** Written exercise **
Will you output the entries below exactly, skipping every image they contain?
— BEGIN Data listing —
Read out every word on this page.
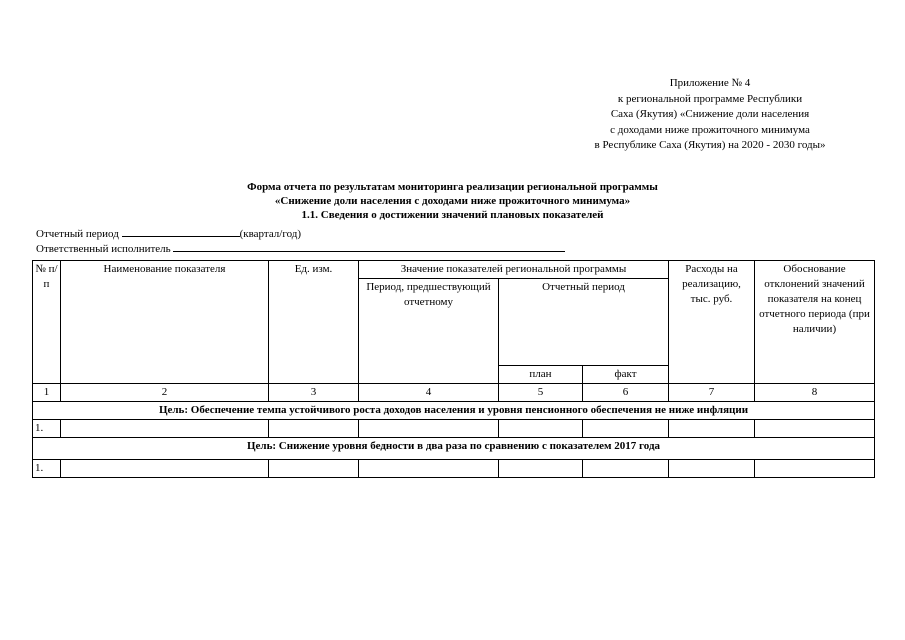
Приложение № 4
к региональной программе Республики
Саха (Якутия) «Снижение доли населения
с доходами ниже прожиточного минимума
в Республике Саха (Якутия) на 2020 - 2030 годы»
Форма отчета по результатам мониторинга реализации региональной программы
«Снижение доли населения с доходами ниже прожиточного минимума»
1.1. Сведения о достижении значений плановых показателей
Отчетный период	(квартал/год)
Ответственный исполнитель
№ п/п	Наименование показателя	Ед. изм.	Значение показателей региональной программы			Расходы на реализацию, тыс. руб.	Обоснование отклонений значений показателя на конец отчетного периода (при наличии)
			Период, предшествующий отчетному	Отчетный период			
				план	факт		
1	2	3	4	5	6	7	8
Цель: Обеспечение темпа устойчивого роста доходов населения и уровня пенсионного обеспечения не ниже инфляции							
1.							
Цель: Снижение уровня бедности в два раза по сравнению с показателем 2017 года							
1.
— END Data listing —
** Result of the exercise **
Read out every word on this page.
Приложение № 4
к региональной программе Республики
Саха (Якутия) «Снижение доли населения
с доходами ниже прожиточного минимума
в Республике Саха (Якутия) на 2020 - 2030 годы»
Форма отчета по результатам мониторинга реализации региональной программы
«Снижение доли населения с доходами ниже прожиточного минимума»
1.1. Сведения о достижении значений плановых показателей
Отчетный период	(квартал/год)
Ответственный исполнитель
№ п/п	Наименование показателя	Ед. изм.	Значение показателей региональной программы			Расходы на реализацию, тыс. руб.	Обоснование отклонений значений показателя на конец отчетного периода (при наличии)
			Период, предшествующий отчетному	Отчетный период			
				план	факт		
1	2	3	4	5	6	7	8
Цель: Обеспечение темпа устойчивого роста доходов населения и уровня пенсионного обеспечения не ниже инфляции							
1.							
Цель: Снижение уровня бедности в два раза по сравнению с показателем 2017 года							
1.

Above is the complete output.